Show every line of the records below that contains the word "name".

>> begin Exercise data

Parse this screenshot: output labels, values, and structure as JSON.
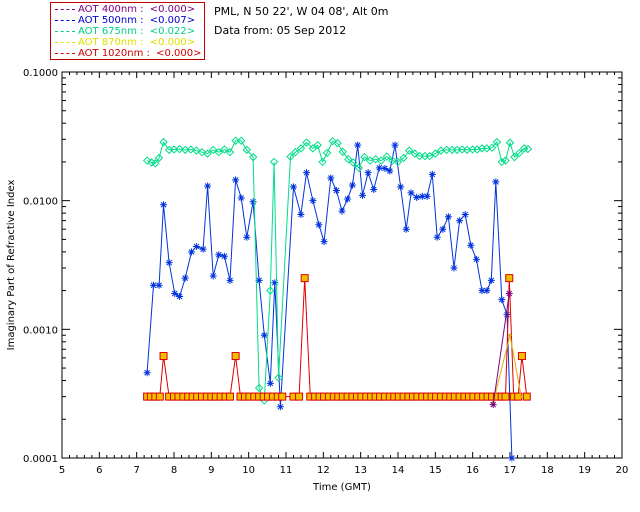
{
  "header": {
    "station": "PML, N 50 22', W 04 08', Alt 0m",
    "date_from": "Data from: 05 Sep 2012"
  },
  "legend": [
    {
      "label": "AOT  400nm : ",
      "value": "<0.000>",
      "color": "#800080"
    },
    {
      "label": "AOT  500nm : ",
      "value": "<0.007>",
      "color": "#0000d0"
    },
    {
      "label": "AOT  675nm : ",
      "value": "<0.022>",
      "color": "#00d080"
    },
    {
      "label": "AOT  870nm : ",
      "value": "<0.000>",
      "color": "#e0e000"
    },
    {
      "label": "AOT 1020nm : ",
      "value": "<0.000>",
      "color": "#d00000"
    }
  ],
  "chart_data": {
    "type": "line",
    "xlabel": "Time (GMT)",
    "ylabel": "Imaginary Part of Refractive Index",
    "xlim": [
      5,
      20
    ],
    "ylim": [
      0.0001,
      0.1
    ],
    "yscale": "log",
    "x_ticks": [
      "5",
      "6",
      "7",
      "8",
      "9",
      "10",
      "11",
      "12",
      "13",
      "14",
      "15",
      "16",
      "17",
      "18",
      "19",
      "20"
    ],
    "y_ticks": [
      {
        "value": 0.0001,
        "label": "0.0001"
      },
      {
        "value": 0.001,
        "label": "0.0010"
      },
      {
        "value": 0.01,
        "label": "0.0100"
      },
      {
        "value": 0.1,
        "label": "0.1000"
      }
    ],
    "series": [
      {
        "name": "AOT 500nm",
        "color": "#0033dd",
        "marker": "asterisk",
        "points": [
          [
            7.28,
            0.00046
          ],
          [
            7.45,
            0.0022
          ],
          [
            7.6,
            0.0022
          ],
          [
            7.72,
            0.0093
          ],
          [
            7.87,
            0.0033
          ],
          [
            8.02,
            0.0019
          ],
          [
            8.15,
            0.0018
          ],
          [
            8.3,
            0.0025
          ],
          [
            8.47,
            0.004
          ],
          [
            8.6,
            0.0044
          ],
          [
            8.78,
            0.0042
          ],
          [
            8.9,
            0.013
          ],
          [
            9.05,
            0.0026
          ],
          [
            9.2,
            0.0038
          ],
          [
            9.35,
            0.0037
          ],
          [
            9.5,
            0.0024
          ],
          [
            9.65,
            0.0145
          ],
          [
            9.8,
            0.0105
          ],
          [
            9.95,
            0.0052
          ],
          [
            10.12,
            0.0098
          ],
          [
            10.28,
            0.0024
          ],
          [
            10.42,
            0.0009
          ],
          [
            10.58,
            0.00038
          ],
          [
            10.7,
            0.0023
          ],
          [
            10.85,
            0.00025
          ],
          [
            11.2,
            0.0128
          ],
          [
            11.4,
            0.0078
          ],
          [
            11.55,
            0.0165
          ],
          [
            11.72,
            0.01
          ],
          [
            11.88,
            0.0065
          ],
          [
            12.02,
            0.0048
          ],
          [
            12.2,
            0.015
          ],
          [
            12.35,
            0.012
          ],
          [
            12.5,
            0.0083
          ],
          [
            12.65,
            0.0103
          ],
          [
            12.78,
            0.0132
          ],
          [
            12.92,
            0.027
          ],
          [
            13.05,
            0.011
          ],
          [
            13.2,
            0.0165
          ],
          [
            13.35,
            0.0122
          ],
          [
            13.5,
            0.018
          ],
          [
            13.65,
            0.0178
          ],
          [
            13.78,
            0.017
          ],
          [
            13.92,
            0.027
          ],
          [
            14.07,
            0.0128
          ],
          [
            14.22,
            0.006
          ],
          [
            14.35,
            0.0115
          ],
          [
            14.5,
            0.0106
          ],
          [
            14.65,
            0.0108
          ],
          [
            14.78,
            0.0108
          ],
          [
            14.92,
            0.016
          ],
          [
            15.05,
            0.0052
          ],
          [
            15.2,
            0.006
          ],
          [
            15.35,
            0.0075
          ],
          [
            15.5,
            0.003
          ],
          [
            15.65,
            0.007
          ],
          [
            15.8,
            0.0078
          ],
          [
            15.95,
            0.0045
          ],
          [
            16.1,
            0.0035
          ],
          [
            16.25,
            0.002
          ],
          [
            16.38,
            0.002
          ],
          [
            16.5,
            0.0024
          ],
          [
            16.62,
            0.014
          ],
          [
            16.78,
            0.0017
          ],
          [
            16.92,
            0.0013
          ],
          [
            17.05,
            8e-05
          ]
        ]
      },
      {
        "name": "AOT 675nm",
        "color": "#00dd88",
        "marker": "diamond",
        "points": [
          [
            7.28,
            0.0205
          ],
          [
            7.4,
            0.0198
          ],
          [
            7.5,
            0.0195
          ],
          [
            7.6,
            0.0215
          ],
          [
            7.72,
            0.0285
          ],
          [
            7.87,
            0.0248
          ],
          [
            8.0,
            0.025
          ],
          [
            8.15,
            0.0252
          ],
          [
            8.3,
            0.0248
          ],
          [
            8.45,
            0.025
          ],
          [
            8.6,
            0.0245
          ],
          [
            8.75,
            0.0238
          ],
          [
            8.9,
            0.0232
          ],
          [
            9.05,
            0.0248
          ],
          [
            9.2,
            0.0238
          ],
          [
            9.35,
            0.025
          ],
          [
            9.5,
            0.0238
          ],
          [
            9.65,
            0.0292
          ],
          [
            9.8,
            0.0292
          ],
          [
            9.95,
            0.0248
          ],
          [
            10.12,
            0.0218
          ],
          [
            10.28,
            0.00035
          ],
          [
            10.42,
            0.00028
          ],
          [
            10.58,
            0.002
          ],
          [
            10.68,
            0.02
          ],
          [
            10.8,
            0.00042
          ],
          [
            11.12,
            0.022
          ],
          [
            11.25,
            0.0238
          ],
          [
            11.4,
            0.0255
          ],
          [
            11.55,
            0.0283
          ],
          [
            11.72,
            0.0255
          ],
          [
            11.85,
            0.027
          ],
          [
            11.98,
            0.02
          ],
          [
            12.1,
            0.0235
          ],
          [
            12.25,
            0.029
          ],
          [
            12.38,
            0.028
          ],
          [
            12.52,
            0.024
          ],
          [
            12.67,
            0.021
          ],
          [
            12.8,
            0.0198
          ],
          [
            12.95,
            0.018
          ],
          [
            13.1,
            0.0218
          ],
          [
            13.25,
            0.0205
          ],
          [
            13.4,
            0.021
          ],
          [
            13.55,
            0.0205
          ],
          [
            13.7,
            0.022
          ],
          [
            13.85,
            0.0205
          ],
          [
            14.0,
            0.02
          ],
          [
            14.15,
            0.0215
          ],
          [
            14.3,
            0.0245
          ],
          [
            14.45,
            0.0232
          ],
          [
            14.58,
            0.0222
          ],
          [
            14.72,
            0.0222
          ],
          [
            14.85,
            0.0222
          ],
          [
            15.0,
            0.0232
          ],
          [
            15.15,
            0.0245
          ],
          [
            15.3,
            0.0248
          ],
          [
            15.45,
            0.0248
          ],
          [
            15.58,
            0.0248
          ],
          [
            15.72,
            0.025
          ],
          [
            15.85,
            0.0248
          ],
          [
            16.0,
            0.025
          ],
          [
            16.12,
            0.025
          ],
          [
            16.25,
            0.0255
          ],
          [
            16.38,
            0.0255
          ],
          [
            16.52,
            0.0258
          ],
          [
            16.65,
            0.0285
          ],
          [
            16.78,
            0.02
          ],
          [
            16.88,
            0.0205
          ],
          [
            17.0,
            0.0282
          ],
          [
            17.12,
            0.0218
          ],
          [
            17.25,
            0.0235
          ],
          [
            17.38,
            0.0255
          ],
          [
            17.48,
            0.0252
          ]
        ]
      },
      {
        "name": "AOT 1020nm",
        "color": "#dd0000",
        "marker": "square",
        "points": [
          [
            7.28,
            0.0003
          ],
          [
            7.38,
            0.0003
          ],
          [
            7.5,
            0.0003
          ],
          [
            7.62,
            0.0003
          ],
          [
            7.72,
            0.00062
          ],
          [
            7.87,
            0.0003
          ],
          [
            8.0,
            0.0003
          ],
          [
            8.12,
            0.0003
          ],
          [
            8.25,
            0.0003
          ],
          [
            8.38,
            0.0003
          ],
          [
            8.5,
            0.0003
          ],
          [
            8.62,
            0.0003
          ],
          [
            8.75,
            0.0003
          ],
          [
            8.88,
            0.0003
          ],
          [
            9.0,
            0.0003
          ],
          [
            9.12,
            0.0003
          ],
          [
            9.25,
            0.0003
          ],
          [
            9.38,
            0.0003
          ],
          [
            9.5,
            0.0003
          ],
          [
            9.65,
            0.00062
          ],
          [
            9.78,
            0.0003
          ],
          [
            9.9,
            0.0003
          ],
          [
            10.02,
            0.0003
          ],
          [
            10.15,
            0.0003
          ],
          [
            10.28,
            0.0003
          ],
          [
            10.4,
            0.0003
          ],
          [
            10.52,
            0.0003
          ],
          [
            10.65,
            0.0003
          ],
          [
            10.78,
            0.0003
          ],
          [
            10.9,
            0.0003
          ],
          [
            11.2,
            0.0003
          ],
          [
            11.35,
            0.0003
          ],
          [
            11.5,
            0.0025
          ],
          [
            11.65,
            0.0003
          ],
          [
            11.78,
            0.0003
          ],
          [
            11.9,
            0.0003
          ],
          [
            12.02,
            0.0003
          ],
          [
            12.15,
            0.0003
          ],
          [
            12.28,
            0.0003
          ],
          [
            12.4,
            0.0003
          ],
          [
            12.52,
            0.0003
          ],
          [
            12.65,
            0.0003
          ],
          [
            12.78,
            0.0003
          ],
          [
            12.9,
            0.0003
          ],
          [
            13.02,
            0.0003
          ],
          [
            13.15,
            0.0003
          ],
          [
            13.28,
            0.0003
          ],
          [
            13.4,
            0.0003
          ],
          [
            13.52,
            0.0003
          ],
          [
            13.65,
            0.0003
          ],
          [
            13.78,
            0.0003
          ],
          [
            13.9,
            0.0003
          ],
          [
            14.02,
            0.0003
          ],
          [
            14.15,
            0.0003
          ],
          [
            14.28,
            0.0003
          ],
          [
            14.4,
            0.0003
          ],
          [
            14.52,
            0.0003
          ],
          [
            14.65,
            0.0003
          ],
          [
            14.78,
            0.0003
          ],
          [
            14.9,
            0.0003
          ],
          [
            15.02,
            0.0003
          ],
          [
            15.15,
            0.0003
          ],
          [
            15.28,
            0.0003
          ],
          [
            15.4,
            0.0003
          ],
          [
            15.52,
            0.0003
          ],
          [
            15.65,
            0.0003
          ],
          [
            15.78,
            0.0003
          ],
          [
            15.9,
            0.0003
          ],
          [
            16.02,
            0.0003
          ],
          [
            16.15,
            0.0003
          ],
          [
            16.28,
            0.0003
          ],
          [
            16.4,
            0.0003
          ],
          [
            16.52,
            0.0003
          ],
          [
            16.65,
            0.0003
          ],
          [
            16.78,
            0.0003
          ],
          [
            16.88,
            0.0003
          ],
          [
            16.98,
            0.0025
          ],
          [
            17.1,
            0.0003
          ],
          [
            17.22,
            0.0003
          ],
          [
            17.32,
            0.00062
          ],
          [
            17.45,
            0.0003
          ]
        ]
      },
      {
        "name": "AOT 870nm",
        "color": "#e0b000",
        "marker": "dot",
        "points": [
          [
            16.55,
            0.00027
          ],
          [
            17.0,
            0.0009
          ],
          [
            17.3,
            0.0003
          ]
        ]
      },
      {
        "name": "AOT 400nm",
        "color": "#800080",
        "marker": "asterisk",
        "points": [
          [
            16.55,
            0.00026
          ],
          [
            16.98,
            0.0019
          ]
        ]
      }
    ]
  }
}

>> end Exercise data

# Answer to this task
        "name": "AOT 500nm",
        "name": "AOT 675nm",
        "name": "AOT 1020nm",
        "name": "AOT 870nm",
        "name": "AOT 400nm",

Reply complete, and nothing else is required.